Locate every line in the items below that contains the string "area", and copy each such line in full. The match is case-sensitive.

BEGIN Working data

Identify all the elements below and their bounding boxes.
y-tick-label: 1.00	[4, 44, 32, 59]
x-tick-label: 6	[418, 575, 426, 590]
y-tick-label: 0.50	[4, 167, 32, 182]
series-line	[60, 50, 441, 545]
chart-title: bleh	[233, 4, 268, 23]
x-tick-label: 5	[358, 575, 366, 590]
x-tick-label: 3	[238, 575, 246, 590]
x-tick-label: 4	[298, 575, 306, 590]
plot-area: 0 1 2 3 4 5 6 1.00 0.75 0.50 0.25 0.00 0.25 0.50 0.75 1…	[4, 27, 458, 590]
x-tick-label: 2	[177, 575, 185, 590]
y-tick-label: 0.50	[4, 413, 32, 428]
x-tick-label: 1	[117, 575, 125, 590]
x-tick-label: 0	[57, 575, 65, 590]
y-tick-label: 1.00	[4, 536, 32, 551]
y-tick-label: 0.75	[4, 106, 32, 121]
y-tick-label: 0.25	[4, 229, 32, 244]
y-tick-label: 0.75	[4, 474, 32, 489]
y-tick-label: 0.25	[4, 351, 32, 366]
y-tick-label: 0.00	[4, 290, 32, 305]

END Working data

• Output below:
plot-area: 0 1 2 3 4 5 6 1.00 0.75 0.50 0.25 0.00 0.25 0.50 0.75 1…	[4, 27, 458, 590]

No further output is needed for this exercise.